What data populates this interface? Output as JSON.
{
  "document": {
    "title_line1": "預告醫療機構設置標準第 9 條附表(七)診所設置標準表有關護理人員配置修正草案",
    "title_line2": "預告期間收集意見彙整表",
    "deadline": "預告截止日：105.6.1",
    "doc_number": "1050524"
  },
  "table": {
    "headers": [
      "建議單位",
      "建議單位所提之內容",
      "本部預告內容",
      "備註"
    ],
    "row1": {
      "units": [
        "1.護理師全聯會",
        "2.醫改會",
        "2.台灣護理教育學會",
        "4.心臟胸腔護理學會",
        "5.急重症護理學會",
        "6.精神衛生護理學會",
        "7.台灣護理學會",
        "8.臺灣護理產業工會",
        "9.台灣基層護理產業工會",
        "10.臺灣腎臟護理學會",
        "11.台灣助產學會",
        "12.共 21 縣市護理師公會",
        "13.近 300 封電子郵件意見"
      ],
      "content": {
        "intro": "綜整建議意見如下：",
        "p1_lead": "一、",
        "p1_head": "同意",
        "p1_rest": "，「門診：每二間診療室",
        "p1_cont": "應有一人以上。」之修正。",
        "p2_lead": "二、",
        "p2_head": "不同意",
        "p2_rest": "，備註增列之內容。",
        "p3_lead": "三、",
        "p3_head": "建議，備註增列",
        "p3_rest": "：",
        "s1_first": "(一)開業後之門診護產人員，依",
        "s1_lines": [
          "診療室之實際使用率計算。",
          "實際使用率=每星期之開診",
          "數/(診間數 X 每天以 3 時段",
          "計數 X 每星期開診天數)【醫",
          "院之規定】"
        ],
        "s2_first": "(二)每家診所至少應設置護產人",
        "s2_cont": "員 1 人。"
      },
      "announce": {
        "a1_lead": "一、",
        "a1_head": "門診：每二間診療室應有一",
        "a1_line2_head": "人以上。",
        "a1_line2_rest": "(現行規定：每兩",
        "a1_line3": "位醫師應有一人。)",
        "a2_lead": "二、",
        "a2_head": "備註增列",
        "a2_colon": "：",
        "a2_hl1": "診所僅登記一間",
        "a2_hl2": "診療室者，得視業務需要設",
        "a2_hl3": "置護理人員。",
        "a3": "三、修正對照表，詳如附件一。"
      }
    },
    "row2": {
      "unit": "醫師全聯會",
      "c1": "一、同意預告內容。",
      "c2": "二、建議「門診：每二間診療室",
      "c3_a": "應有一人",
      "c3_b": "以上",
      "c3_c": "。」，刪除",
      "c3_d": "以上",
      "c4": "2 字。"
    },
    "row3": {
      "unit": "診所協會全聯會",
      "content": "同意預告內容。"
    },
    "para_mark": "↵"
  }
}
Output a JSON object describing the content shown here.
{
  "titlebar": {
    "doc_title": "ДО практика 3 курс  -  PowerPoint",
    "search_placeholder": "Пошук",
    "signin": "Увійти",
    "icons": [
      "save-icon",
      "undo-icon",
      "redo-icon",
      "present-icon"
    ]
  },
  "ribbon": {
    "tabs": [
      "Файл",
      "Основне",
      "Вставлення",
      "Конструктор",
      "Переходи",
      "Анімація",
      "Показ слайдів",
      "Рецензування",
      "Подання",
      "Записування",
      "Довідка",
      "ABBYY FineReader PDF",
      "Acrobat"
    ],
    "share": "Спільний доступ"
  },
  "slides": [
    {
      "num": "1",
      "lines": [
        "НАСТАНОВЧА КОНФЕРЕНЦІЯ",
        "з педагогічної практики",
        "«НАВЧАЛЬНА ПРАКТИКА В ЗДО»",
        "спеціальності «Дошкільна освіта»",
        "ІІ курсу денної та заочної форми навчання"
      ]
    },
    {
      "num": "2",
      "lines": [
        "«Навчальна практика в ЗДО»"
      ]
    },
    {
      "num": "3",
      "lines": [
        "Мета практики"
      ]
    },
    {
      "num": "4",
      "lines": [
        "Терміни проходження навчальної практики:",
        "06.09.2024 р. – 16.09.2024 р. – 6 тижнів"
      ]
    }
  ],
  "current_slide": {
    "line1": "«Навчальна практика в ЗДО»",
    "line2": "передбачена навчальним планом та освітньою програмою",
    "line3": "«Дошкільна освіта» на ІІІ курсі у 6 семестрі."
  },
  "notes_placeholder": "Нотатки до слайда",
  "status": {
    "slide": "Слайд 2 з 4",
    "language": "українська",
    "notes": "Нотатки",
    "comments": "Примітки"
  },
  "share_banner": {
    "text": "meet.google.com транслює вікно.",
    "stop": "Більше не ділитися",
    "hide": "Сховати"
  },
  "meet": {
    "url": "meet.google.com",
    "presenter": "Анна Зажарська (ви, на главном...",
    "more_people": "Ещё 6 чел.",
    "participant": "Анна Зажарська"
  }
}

■ DIRECTION
Restate the whole listing exactly.

■ ANSWER FOR THE TASK
What data populates this interface? Output as JSON.
{
  "document": {
    "title_line1": "預告醫療機構設置標準第 9 條附表(七)診所設置標準表有關護理人員配置修正草案",
    "title_line2": "預告期間收集意見彙整表",
    "deadline": "預告截止日：105.6.1",
    "doc_number": "1050524"
  },
  "table": {
    "headers": [
      "建議單位",
      "建議單位所提之內容",
      "本部預告內容",
      "備註"
    ],
    "row1": {
      "units": [
        "1.護理師全聯會",
        "2.醫改會",
        "2.台灣護理教育學會",
        "4.心臟胸腔護理學會",
        "5.急重症護理學會",
        "6.精神衛生護理學會",
        "7.台灣護理學會",
        "8.臺灣護理產業工會",
        "9.台灣基層護理產業工會",
        "10.臺灣腎臟護理學會",
        "11.台灣助產學會",
        "12.共 21 縣市護理師公會",
        "13.近 300 封電子郵件意見"
      ],
      "content": {
        "intro": "綜整建議意見如下：",
        "p1_lead": "一、",
        "p1_head": "同意",
        "p1_rest": "，「門診：每二間診療室",
        "p1_cont": "應有一人以上。」之修正。",
        "p2_lead": "二、",
        "p2_head": "不同意",
        "p2_rest": "，備註增列之內容。",
        "p3_lead": "三、",
        "p3_head": "建議，備註增列",
        "p3_rest": "：",
        "s1_first": "(一)開業後之門診護產人員，依",
        "s1_lines": [
          "診療室之實際使用率計算。",
          "實際使用率=每星期之開診",
          "數/(診間數 X 每天以 3 時段",
          "計數 X 每星期開診天數)【醫",
          "院之規定】"
        ],
        "s2_first": "(二)每家診所至少應設置護產人",
        "s2_cont": "員 1 人。"
      },
      "announce": {
        "a1_lead": "一、",
        "a1_head": "門診：每二間診療室應有一",
        "a1_line2_head": "人以上。",
        "a1_line2_rest": "(現行規定：每兩",
        "a1_line3": "位醫師應有一人。)",
        "a2_lead": "二、",
        "a2_head": "備註增列",
        "a2_colon": "：",
        "a2_hl1": "診所僅登記一間",
        "a2_hl2": "診療室者，得視業務需要設",
        "a2_hl3": "置護理人員。",
        "a3": "三、修正對照表，詳如附件一。"
      }
    },
    "row2": {
      "unit": "醫師全聯會",
      "c1": "一、同意預告內容。",
      "c2": "二、建議「門診：每二間診療室",
      "c3_a": "應有一人",
      "c3_b": "以上",
      "c3_c": "。」，刪除",
      "c3_d": "以上",
      "c4": "2 字。"
    },
    "row3": {
      "unit": "診所協會全聯會",
      "content": "同意預告內容。"
    },
    "para_mark": "↵"
  }
}
Output a JSON object describing the content shown here.
{
  "titlebar": {
    "doc_title": "ДО практика 3 курс  -  PowerPoint",
    "search_placeholder": "Пошук",
    "signin": "Увійти",
    "icons": [
      "save-icon",
      "undo-icon",
      "redo-icon",
      "present-icon"
    ]
  },
  "ribbon": {
    "tabs": [
      "Файл",
      "Основне",
      "Вставлення",
      "Конструктор",
      "Переходи",
      "Анімація",
      "Показ слайдів",
      "Рецензування",
      "Подання",
      "Записування",
      "Довідка",
      "ABBYY FineReader PDF",
      "Acrobat"
    ],
    "share": "Спільний доступ"
  },
  "slides": [
    {
      "num": "1",
      "lines": [
        "НАСТАНОВЧА КОНФЕРЕНЦІЯ",
        "з педагогічної практики",
        "«НАВЧАЛЬНА ПРАКТИКА В ЗДО»",
        "спеціальності «Дошкільна освіта»",
        "ІІ курсу денної та заочної форми навчання"
      ]
    },
    {
      "num": "2",
      "lines": [
        "«Навчальна практика в ЗДО»"
      ]
    },
    {
      "num": "3",
      "lines": [
        "Мета практики"
      ]
    },
    {
      "num": "4",
      "lines": [
        "Терміни проходження навчальної практики:",
        "06.09.2024 р. – 16.09.2024 р. – 6 тижнів"
      ]
    }
  ],
  "current_slide": {
    "line1": "«Навчальна практика в ЗДО»",
    "line2": "передбачена навчальним планом та освітньою програмою",
    "line3": "«Дошкільна освіта» на ІІІ курсі у 6 семестрі."
  },
  "notes_placeholder": "Нотатки до слайда",
  "status": {
    "slide": "Слайд 2 з 4",
    "language": "українська",
    "notes": "Нотатки",
    "comments": "Примітки"
  },
  "share_banner": {
    "text": "meet.google.com транслює вікно.",
    "stop": "Більше не ділитися",
    "hide": "Сховати"
  },
  "meet": {
    "url": "meet.google.com",
    "presenter": "Анна Зажарська (ви, на главном...",
    "more_people": "Ещё 6 чел.",
    "participant": "Анна Зажарська"
  }
}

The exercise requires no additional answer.